» **Problem statement**
Show all lines of the listing that hold the word "color".

» **Exercise materials**
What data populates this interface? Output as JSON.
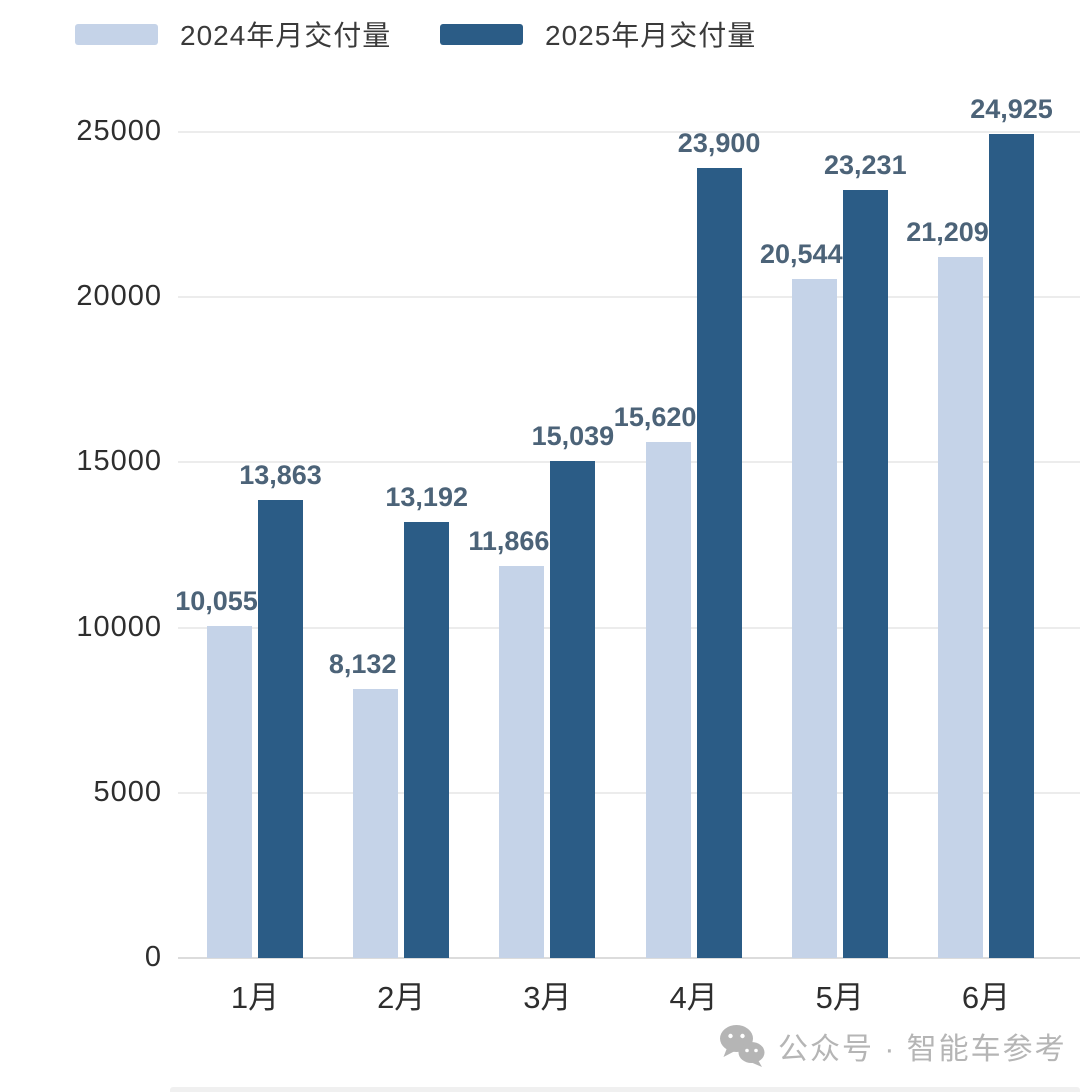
{
  "legend": {
    "items": [
      {
        "label": "2024年月交付量",
        "color": "#C5D3E8"
      },
      {
        "label": "2025年月交付量",
        "color": "#2B5C86"
      }
    ]
  },
  "chart_data": {
    "type": "bar",
    "categories": [
      "1月",
      "2月",
      "3月",
      "4月",
      "5月",
      "6月"
    ],
    "series": [
      {
        "name": "2024年月交付量",
        "color": "#C5D3E8",
        "values": [
          10055,
          8132,
          11866,
          15620,
          20544,
          21209
        ],
        "value_labels": [
          "10,055",
          "8,132",
          "11,866",
          "15,620",
          "20,544",
          "21,209"
        ]
      },
      {
        "name": "2025年月交付量",
        "color": "#2B5C86",
        "values": [
          13863,
          13192,
          15039,
          23900,
          23231,
          24925
        ],
        "value_labels": [
          "13,863",
          "13,192",
          "15,039",
          "23,900",
          "23,231",
          "24,925"
        ]
      }
    ],
    "title": "",
    "xlabel": "",
    "ylabel": "",
    "ylim": [
      0,
      25000
    ],
    "yticks": [
      0,
      5000,
      10000,
      15000,
      20000,
      25000
    ],
    "ytick_labels": [
      "0",
      "5000",
      "10000",
      "15000",
      "20000",
      "25000"
    ],
    "grid": true,
    "legend_position": "top"
  },
  "watermark": {
    "icon": "wechat-icon",
    "text": "公众号 · 智能车参考"
  }
}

» **Expected output**
        "color": "#C5D3E8"
        "color": "#2B5C86"
        "color": "#C5D3E8",
        "color": "#2B5C86",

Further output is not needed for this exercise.